* **INSTRUCTIONS FOR THE TASK**
Pull out every line from the listing that has the word "materiały".

* **SUPPLIED DATA**
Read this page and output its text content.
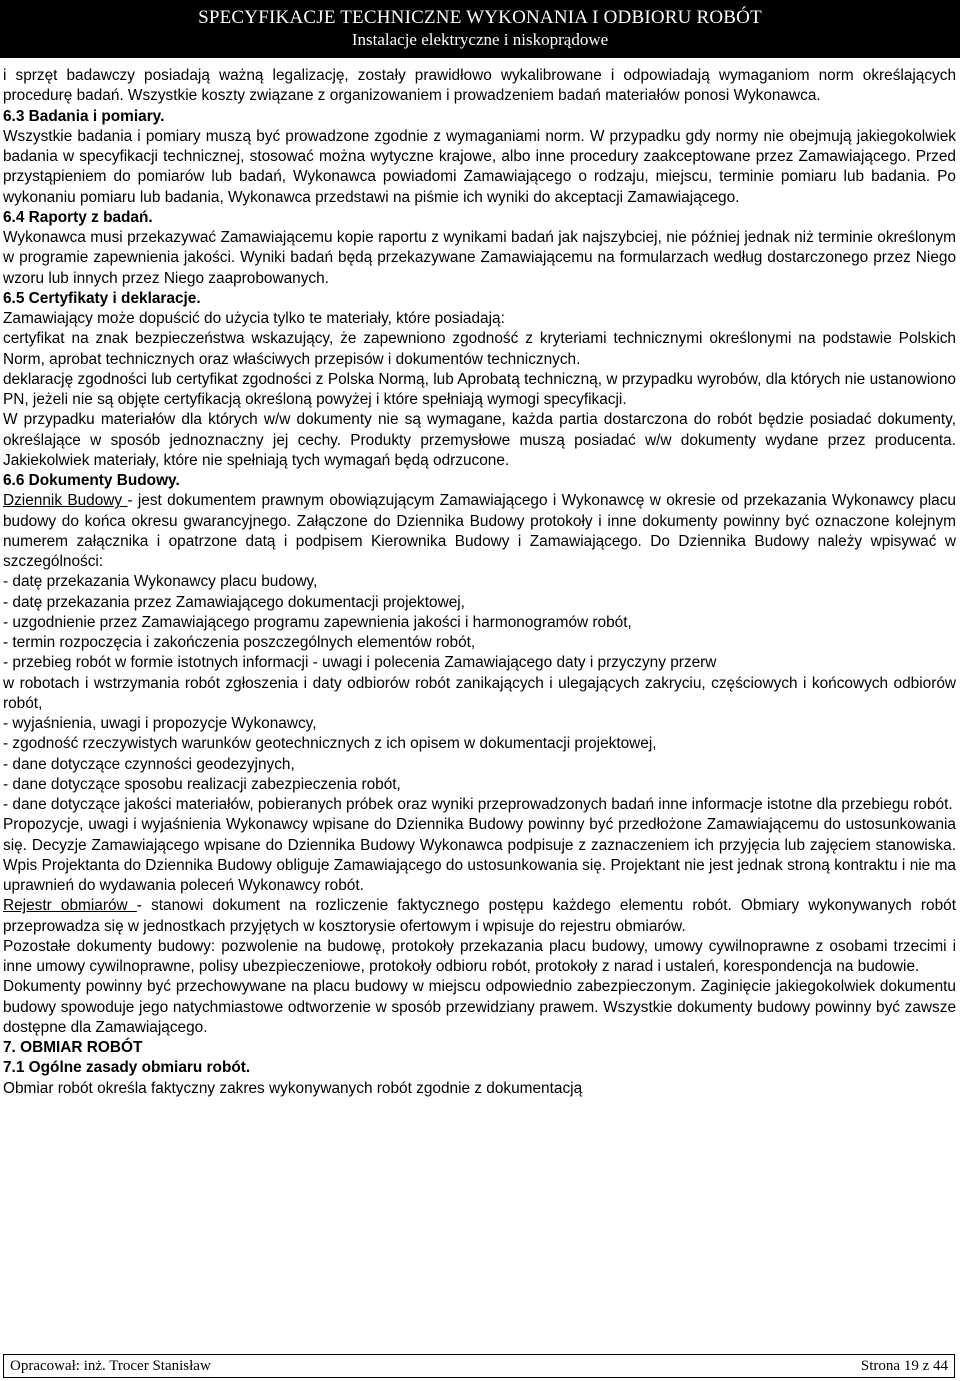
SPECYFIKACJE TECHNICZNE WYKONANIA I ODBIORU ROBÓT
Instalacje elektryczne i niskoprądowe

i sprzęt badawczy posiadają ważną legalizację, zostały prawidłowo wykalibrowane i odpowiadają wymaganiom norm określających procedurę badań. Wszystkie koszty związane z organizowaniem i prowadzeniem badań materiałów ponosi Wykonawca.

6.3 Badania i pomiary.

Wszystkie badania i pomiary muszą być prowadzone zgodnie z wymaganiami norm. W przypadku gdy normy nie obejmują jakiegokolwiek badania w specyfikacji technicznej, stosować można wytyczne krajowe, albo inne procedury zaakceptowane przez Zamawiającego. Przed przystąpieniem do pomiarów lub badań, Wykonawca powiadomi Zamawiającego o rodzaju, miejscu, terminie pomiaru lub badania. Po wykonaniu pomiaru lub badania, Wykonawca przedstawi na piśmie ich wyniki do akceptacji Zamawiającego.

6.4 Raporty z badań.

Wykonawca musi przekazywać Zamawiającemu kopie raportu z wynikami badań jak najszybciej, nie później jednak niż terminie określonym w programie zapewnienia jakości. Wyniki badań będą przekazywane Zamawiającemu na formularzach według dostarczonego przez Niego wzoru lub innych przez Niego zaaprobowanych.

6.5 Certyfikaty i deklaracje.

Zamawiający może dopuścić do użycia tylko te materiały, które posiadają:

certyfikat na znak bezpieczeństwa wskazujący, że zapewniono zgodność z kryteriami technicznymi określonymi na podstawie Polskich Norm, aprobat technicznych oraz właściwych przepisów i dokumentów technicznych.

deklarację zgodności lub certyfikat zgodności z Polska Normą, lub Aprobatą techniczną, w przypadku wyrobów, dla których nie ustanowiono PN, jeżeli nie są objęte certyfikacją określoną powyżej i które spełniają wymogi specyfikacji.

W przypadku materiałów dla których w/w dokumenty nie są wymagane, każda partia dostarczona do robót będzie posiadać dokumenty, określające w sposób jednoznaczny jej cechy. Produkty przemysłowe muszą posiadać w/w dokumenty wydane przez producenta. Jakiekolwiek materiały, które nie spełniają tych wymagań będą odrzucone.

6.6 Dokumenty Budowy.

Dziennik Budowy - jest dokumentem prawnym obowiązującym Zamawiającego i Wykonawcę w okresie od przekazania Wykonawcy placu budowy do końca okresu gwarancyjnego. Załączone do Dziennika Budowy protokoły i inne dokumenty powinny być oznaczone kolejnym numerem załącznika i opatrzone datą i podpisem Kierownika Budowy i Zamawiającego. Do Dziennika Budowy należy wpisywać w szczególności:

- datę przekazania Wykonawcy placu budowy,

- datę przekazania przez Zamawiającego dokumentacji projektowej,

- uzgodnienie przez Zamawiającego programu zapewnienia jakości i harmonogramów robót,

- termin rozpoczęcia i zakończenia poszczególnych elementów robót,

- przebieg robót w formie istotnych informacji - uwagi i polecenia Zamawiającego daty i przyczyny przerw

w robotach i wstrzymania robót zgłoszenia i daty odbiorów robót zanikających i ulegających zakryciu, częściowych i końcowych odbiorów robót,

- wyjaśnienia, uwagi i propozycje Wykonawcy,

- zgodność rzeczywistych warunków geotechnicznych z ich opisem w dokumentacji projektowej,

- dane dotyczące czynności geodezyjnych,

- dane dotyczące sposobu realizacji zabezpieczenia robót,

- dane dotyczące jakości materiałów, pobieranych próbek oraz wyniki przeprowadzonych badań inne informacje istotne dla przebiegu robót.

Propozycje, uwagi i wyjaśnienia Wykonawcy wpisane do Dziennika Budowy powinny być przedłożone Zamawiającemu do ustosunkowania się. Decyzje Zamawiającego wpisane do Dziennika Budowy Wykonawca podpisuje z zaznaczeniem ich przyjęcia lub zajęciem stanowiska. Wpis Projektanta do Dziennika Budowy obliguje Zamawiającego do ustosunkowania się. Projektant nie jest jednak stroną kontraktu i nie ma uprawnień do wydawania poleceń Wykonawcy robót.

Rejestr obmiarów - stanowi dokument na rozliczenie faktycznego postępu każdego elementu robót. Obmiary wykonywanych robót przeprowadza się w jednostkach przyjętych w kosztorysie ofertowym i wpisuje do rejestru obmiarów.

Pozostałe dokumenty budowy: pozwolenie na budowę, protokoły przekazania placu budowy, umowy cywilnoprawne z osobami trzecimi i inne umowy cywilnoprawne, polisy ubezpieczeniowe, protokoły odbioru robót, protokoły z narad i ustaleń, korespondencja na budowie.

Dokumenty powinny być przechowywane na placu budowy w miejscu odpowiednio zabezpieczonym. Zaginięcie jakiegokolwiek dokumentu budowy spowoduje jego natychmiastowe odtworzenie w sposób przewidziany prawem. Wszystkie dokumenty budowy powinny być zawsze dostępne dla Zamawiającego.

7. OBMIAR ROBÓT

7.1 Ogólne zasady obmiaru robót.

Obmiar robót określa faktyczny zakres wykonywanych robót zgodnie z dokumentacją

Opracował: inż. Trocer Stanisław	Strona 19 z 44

* **SOLUTION FOR THIS TASK**
Zamawiający może dopuścić do użycia tylko te materiały, które posiadają:
W przypadku materiałów dla których w/w dokumenty nie są wymagane, każda partia dostarczona do robót będzie posiadać dokumenty, określające w sposób jednoznaczny jej cechy. Produkty przemysłowe muszą posiadać w/w dokumenty wydane przez producenta. Jakiekolwiek materiały, które nie spełniają tych wymagań będą odrzucone.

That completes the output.